=== Records supplied ===
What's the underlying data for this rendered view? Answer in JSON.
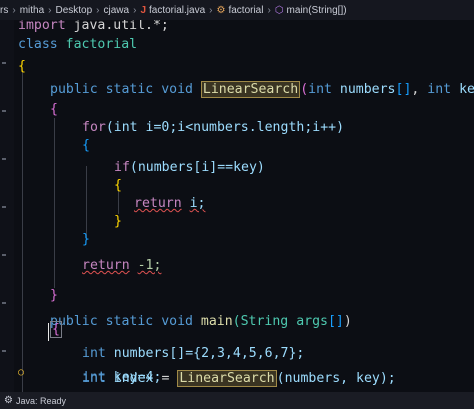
{
  "breadcrumb": {
    "items": [
      "rs",
      "mitha",
      "Desktop",
      "cjawa",
      "factorial.java",
      "factorial",
      "main(String[])"
    ]
  },
  "code": {
    "l1_import": "import",
    "l1_pkg": "java.util.*;",
    "l2_class": "class",
    "l2_name": "factorial",
    "l3": "{",
    "l4_public": "public",
    "l4_static": "static",
    "l4_void": "void",
    "l4_fn": "LinearSearch",
    "l4_open": "(",
    "l4_int1": "int",
    "l4_arr": "numbers",
    "l4_brk": "[]",
    "l4_comma": ",",
    "l4_int2": "int",
    "l4_key": "key",
    "l4_close": ")",
    "l5": "{",
    "l6_for": "for",
    "l6_rest": "(int i=0;i<numbers.length;i++)",
    "l7": "{",
    "l8_if": "if",
    "l8_rest": "(numbers[i]==key)",
    "l9": "{",
    "l10_return": "return",
    "l10_val": "i;",
    "l11": "}",
    "l12": "}",
    "l13_return": "return",
    "l13_val": "-1;",
    "l14": "}",
    "l15_public": "public",
    "l15_static": "static",
    "l15_void": "void",
    "l15_fn": "main",
    "l15_rest1": "(String args",
    "l15_brk": "[]",
    "l15_close": ")",
    "l16": "{",
    "l17_int": "int",
    "l17_rest": "numbers[]={2,3,4,5,6,7};",
    "l18_int": "int",
    "l18_rest": "key=4;",
    "l19_int": "int",
    "l19_var": "index",
    "l19_eq": "=",
    "l19_fn": "LinearSearch",
    "l19_rest": "(numbers, key);"
  },
  "status": {
    "text": "Java: Ready"
  },
  "colors": {
    "background": "#0c0e14",
    "keyword": "#c586c0",
    "type": "#569cd6",
    "function": "#dcdcaa",
    "variable": "#9cdcfe",
    "number": "#b5cea8",
    "brace": "#ffd700"
  },
  "icons": [
    "java-file-icon",
    "class-icon",
    "method-icon",
    "lightbulb-icon",
    "gear-icon"
  ]
}
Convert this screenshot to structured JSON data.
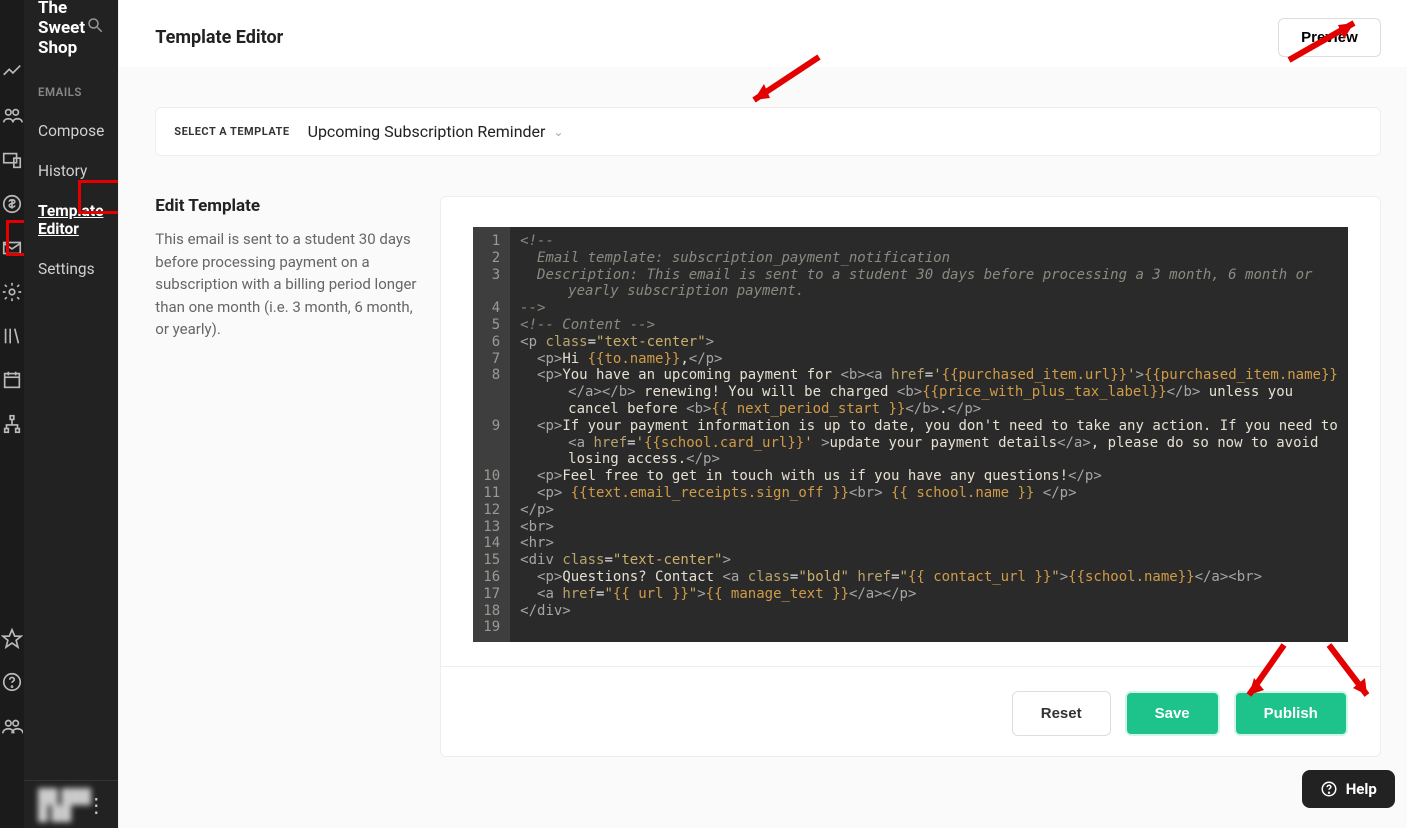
{
  "site_name": "The Sweet Shop",
  "sidebar": {
    "section_label": "EMAILS",
    "items": [
      {
        "label": "Compose"
      },
      {
        "label": "History"
      },
      {
        "label": "Template Editor"
      },
      {
        "label": "Settings"
      }
    ]
  },
  "footer_text": "██ ███ █ ██",
  "header": {
    "title": "Template Editor",
    "preview_label": "Preview"
  },
  "template_select": {
    "label": "SELECT A TEMPLATE",
    "value": "Upcoming Subscription Reminder"
  },
  "edit_info": {
    "title": "Edit Template",
    "description": "This email is sent to a student 30 days before processing payment on a subscription with a billing period longer than one month (i.e. 3 month, 6 month, or yearly)."
  },
  "actions": {
    "reset": "Reset",
    "save": "Save",
    "publish": "Publish"
  },
  "help_label": "Help",
  "code": {
    "lines": [
      {
        "n": 1,
        "html": "<span class='cm'>&lt;!--</span>"
      },
      {
        "n": 2,
        "html": "<span class='cm'>  Email template: subscription_payment_notification</span>"
      },
      {
        "n": 3,
        "html": "<span class='cm'>  Description: This email is sent to a student 30 days before processing a 3 month, 6 month or</span><span class='wrap cm'>yearly subscription payment.</span>"
      },
      {
        "n": 4,
        "html": "<span class='cm'>--&gt;</span>"
      },
      {
        "n": 5,
        "html": "<span class='cm'>&lt;!-- Content --&gt;</span>"
      },
      {
        "n": 6,
        "html": "<span class='tag'>&lt;p </span><span class='attr'>class</span>=<span class='str'>\"text-center\"</span><span class='tag'>&gt;</span>"
      },
      {
        "n": 7,
        "html": "  <span class='tag'>&lt;p&gt;</span><span class='txt'>Hi </span><span class='var'>{{to.name}}</span><span class='txt'>,</span><span class='tag'>&lt;/p&gt;</span>"
      },
      {
        "n": 8,
        "html": "  <span class='tag'>&lt;p&gt;</span><span class='txt'>You have an upcoming payment for </span><span class='tag'>&lt;b&gt;&lt;a </span><span class='attr'>href</span>=<span class='str'>'</span><span class='var'>{{purchased_item.url}}</span><span class='str'>'</span><span class='tag'>&gt;</span><span class='var'>{{purchased_item.name}}</span><span class='wrap'><span class='tag'>&lt;/a&gt;&lt;/b&gt;</span><span class='txt'> renewing! You will be charged </span><span class='tag'>&lt;b&gt;</span><span class='var'>{{price_with_plus_tax_label}}</span><span class='tag'>&lt;/b&gt;</span><span class='txt'> unless you</span></span><span class='wrap'><span class='txt'>cancel before </span><span class='tag'>&lt;b&gt;</span><span class='var'>{{ next_period_start }}</span><span class='tag'>&lt;/b&gt;</span><span class='txt'>.</span><span class='tag'>&lt;/p&gt;</span></span>"
      },
      {
        "n": 9,
        "html": "  <span class='tag'>&lt;p&gt;</span><span class='txt'>If your payment information is up to date, you don't need to take any action. If you need to</span><span class='wrap'><span class='tag'>&lt;a </span><span class='attr'>href</span>=<span class='str'>'</span><span class='var'>{{school.card_url}}</span><span class='str'>'</span><span class='tag'> &gt;</span><span class='txt'>update your payment details</span><span class='tag'>&lt;/a&gt;</span><span class='txt'>, please do so now to avoid</span></span><span class='wrap'><span class='txt'>losing access.</span><span class='tag'>&lt;/p&gt;</span></span>"
      },
      {
        "n": 10,
        "html": "  <span class='tag'>&lt;p&gt;</span><span class='txt'>Feel free to get in touch with us if you have any questions!</span><span class='tag'>&lt;/p&gt;</span>"
      },
      {
        "n": 11,
        "html": "  <span class='tag'>&lt;p&gt;</span> <span class='var'>{{text.email_receipts.sign_off }}</span><span class='tag'>&lt;br&gt;</span> <span class='var'>{{ school.name }}</span> <span class='tag'>&lt;/p&gt;</span>"
      },
      {
        "n": 12,
        "html": "<span class='tag'>&lt;/p&gt;</span>"
      },
      {
        "n": 13,
        "html": "<span class='tag'>&lt;br&gt;</span>"
      },
      {
        "n": 14,
        "html": "<span class='tag'>&lt;hr&gt;</span>"
      },
      {
        "n": 15,
        "html": "<span class='tag'>&lt;div </span><span class='attr'>class</span>=<span class='str'>\"text-center\"</span><span class='tag'>&gt;</span>"
      },
      {
        "n": 16,
        "html": "  <span class='tag'>&lt;p&gt;</span><span class='txt'>Questions? Contact </span><span class='tag'>&lt;a </span><span class='attr'>class</span>=<span class='str'>\"bold\"</span> <span class='attr'>href</span>=<span class='str'>\"</span><span class='var'>{{ contact_url }}</span><span class='str'>\"</span><span class='tag'>&gt;</span><span class='var'>{{school.name}}</span><span class='tag'>&lt;/a&gt;&lt;br&gt;</span>"
      },
      {
        "n": 17,
        "html": "  <span class='tag'>&lt;a </span><span class='attr'>href</span>=<span class='str'>\"</span><span class='var'>{{ url }}</span><span class='str'>\"</span><span class='tag'>&gt;</span><span class='var'>{{ manage_text }}</span><span class='tag'>&lt;/a&gt;&lt;/p&gt;</span>"
      },
      {
        "n": 18,
        "html": "<span class='tag'>&lt;/div&gt;</span>"
      },
      {
        "n": 19,
        "html": ""
      }
    ]
  }
}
===
Extract the text of all the records above verbatim, excluding pictures.

→ The reply:
What's the underlying data for this rendered view? Answer in JSON.
{
  "breadcrumb": {
    "items": [
      "rs",
      "mitha",
      "Desktop",
      "cjawa",
      "factorial.java",
      "factorial",
      "main(String[])"
    ]
  },
  "code": {
    "l1_import": "import",
    "l1_pkg": "java.util.*;",
    "l2_class": "class",
    "l2_name": "factorial",
    "l3": "{",
    "l4_public": "public",
    "l4_static": "static",
    "l4_void": "void",
    "l4_fn": "LinearSearch",
    "l4_open": "(",
    "l4_int1": "int",
    "l4_arr": "numbers",
    "l4_brk": "[]",
    "l4_comma": ",",
    "l4_int2": "int",
    "l4_key": "key",
    "l4_close": ")",
    "l5": "{",
    "l6_for": "for",
    "l6_rest": "(int i=0;i<numbers.length;i++)",
    "l7": "{",
    "l8_if": "if",
    "l8_rest": "(numbers[i]==key)",
    "l9": "{",
    "l10_return": "return",
    "l10_val": "i;",
    "l11": "}",
    "l12": "}",
    "l13_return": "return",
    "l13_val": "-1;",
    "l14": "}",
    "l15_public": "public",
    "l15_static": "static",
    "l15_void": "void",
    "l15_fn": "main",
    "l15_rest1": "(String args",
    "l15_brk": "[]",
    "l15_close": ")",
    "l16": "{",
    "l17_int": "int",
    "l17_rest": "numbers[]={2,3,4,5,6,7};",
    "l18_int": "int",
    "l18_rest": "key=4;",
    "l19_int": "int",
    "l19_var": "index",
    "l19_eq": "=",
    "l19_fn": "LinearSearch",
    "l19_rest": "(numbers, key);"
  },
  "status": {
    "text": "Java: Ready"
  },
  "colors": {
    "background": "#0c0e14",
    "keyword": "#c586c0",
    "type": "#569cd6",
    "function": "#dcdcaa",
    "variable": "#9cdcfe",
    "number": "#b5cea8",
    "brace": "#ffd700"
  },
  "icons": [
    "java-file-icon",
    "class-icon",
    "method-icon",
    "lightbulb-icon",
    "gear-icon"
  ]
}
Convert this screenshot to structured JSON data.
{
  "site_name": "The Sweet Shop",
  "sidebar": {
    "section_label": "EMAILS",
    "items": [
      {
        "label": "Compose"
      },
      {
        "label": "History"
      },
      {
        "label": "Template Editor"
      },
      {
        "label": "Settings"
      }
    ]
  },
  "footer_text": "██ ███ █ ██",
  "header": {
    "title": "Template Editor",
    "preview_label": "Preview"
  },
  "template_select": {
    "label": "SELECT A TEMPLATE",
    "value": "Upcoming Subscription Reminder"
  },
  "edit_info": {
    "title": "Edit Template",
    "description": "This email is sent to a student 30 days before processing payment on a subscription with a billing period longer than one month (i.e. 3 month, 6 month, or yearly)."
  },
  "actions": {
    "reset": "Reset",
    "save": "Save",
    "publish": "Publish"
  },
  "help_label": "Help",
  "code": {
    "lines": [
      {
        "n": 1,
        "html": "<span class='cm'>&lt;!--</span>"
      },
      {
        "n": 2,
        "html": "<span class='cm'>  Email template: subscription_payment_notification</span>"
      },
      {
        "n": 3,
        "html": "<span class='cm'>  Description: This email is sent to a student 30 days before processing a 3 month, 6 month or</span><span class='wrap cm'>yearly subscription payment.</span>"
      },
      {
        "n": 4,
        "html": "<span class='cm'>--&gt;</span>"
      },
      {
        "n": 5,
        "html": "<span class='cm'>&lt;!-- Content --&gt;</span>"
      },
      {
        "n": 6,
        "html": "<span class='tag'>&lt;p </span><span class='attr'>class</span>=<span class='str'>\"text-center\"</span><span class='tag'>&gt;</span>"
      },
      {
        "n": 7,
        "html": "  <span class='tag'>&lt;p&gt;</span><span class='txt'>Hi </span><span class='var'>{{to.name}}</span><span class='txt'>,</span><span class='tag'>&lt;/p&gt;</span>"
      },
      {
        "n": 8,
        "html": "  <span class='tag'>&lt;p&gt;</span><span class='txt'>You have an upcoming payment for </span><span class='tag'>&lt;b&gt;&lt;a </span><span class='attr'>href</span>=<span class='str'>'</span><span class='var'>{{purchased_item.url}}</span><span class='str'>'</span><span class='tag'>&gt;</span><span class='var'>{{purchased_item.name}}</span><span class='wrap'><span class='tag'>&lt;/a&gt;&lt;/b&gt;</span><span class='txt'> renewing! You will be charged </span><span class='tag'>&lt;b&gt;</span><span class='var'>{{price_with_plus_tax_label}}</span><span class='tag'>&lt;/b&gt;</span><span class='txt'> unless you</span></span><span class='wrap'><span class='txt'>cancel before </span><span class='tag'>&lt;b&gt;</span><span class='var'>{{ next_period_start }}</span><span class='tag'>&lt;/b&gt;</span><span class='txt'>.</span><span class='tag'>&lt;/p&gt;</span></span>"
      },
      {
        "n": 9,
        "html": "  <span class='tag'>&lt;p&gt;</span><span class='txt'>If your payment information is up to date, you don't need to take any action. If you need to</span><span class='wrap'><span class='tag'>&lt;a </span><span class='attr'>href</span>=<span class='str'>'</span><span class='var'>{{school.card_url}}</span><span class='str'>'</span><span class='tag'> &gt;</span><span class='txt'>update your payment details</span><span class='tag'>&lt;/a&gt;</span><span class='txt'>, please do so now to avoid</span></span><span class='wrap'><span class='txt'>losing access.</span><span class='tag'>&lt;/p&gt;</span></span>"
      },
      {
        "n": 10,
        "html": "  <span class='tag'>&lt;p&gt;</span><span class='txt'>Feel free to get in touch with us if you have any questions!</span><span class='tag'>&lt;/p&gt;</span>"
      },
      {
        "n": 11,
        "html": "  <span class='tag'>&lt;p&gt;</span> <span class='var'>{{text.email_receipts.sign_off }}</span><span class='tag'>&lt;br&gt;</span> <span class='var'>{{ school.name }}</span> <span class='tag'>&lt;/p&gt;</span>"
      },
      {
        "n": 12,
        "html": "<span class='tag'>&lt;/p&gt;</span>"
      },
      {
        "n": 13,
        "html": "<span class='tag'>&lt;br&gt;</span>"
      },
      {
        "n": 14,
        "html": "<span class='tag'>&lt;hr&gt;</span>"
      },
      {
        "n": 15,
        "html": "<span class='tag'>&lt;div </span><span class='attr'>class</span>=<span class='str'>\"text-center\"</span><span class='tag'>&gt;</span>"
      },
      {
        "n": 16,
        "html": "  <span class='tag'>&lt;p&gt;</span><span class='txt'>Questions? Contact </span><span class='tag'>&lt;a </span><span class='attr'>class</span>=<span class='str'>\"bold\"</span> <span class='attr'>href</span>=<span class='str'>\"</span><span class='var'>{{ contact_url }}</span><span class='str'>\"</span><span class='tag'>&gt;</span><span class='var'>{{school.name}}</span><span class='tag'>&lt;/a&gt;&lt;br&gt;</span>"
      },
      {
        "n": 17,
        "html": "  <span class='tag'>&lt;a </span><span class='attr'>href</span>=<span class='str'>\"</span><span class='var'>{{ url }}</span><span class='str'>\"</span><span class='tag'>&gt;</span><span class='var'>{{ manage_text }}</span><span class='tag'>&lt;/a&gt;&lt;/p&gt;</span>"
      },
      {
        "n": 18,
        "html": "<span class='tag'>&lt;/div&gt;</span>"
      },
      {
        "n": 19,
        "html": ""
      }
    ]
  }
}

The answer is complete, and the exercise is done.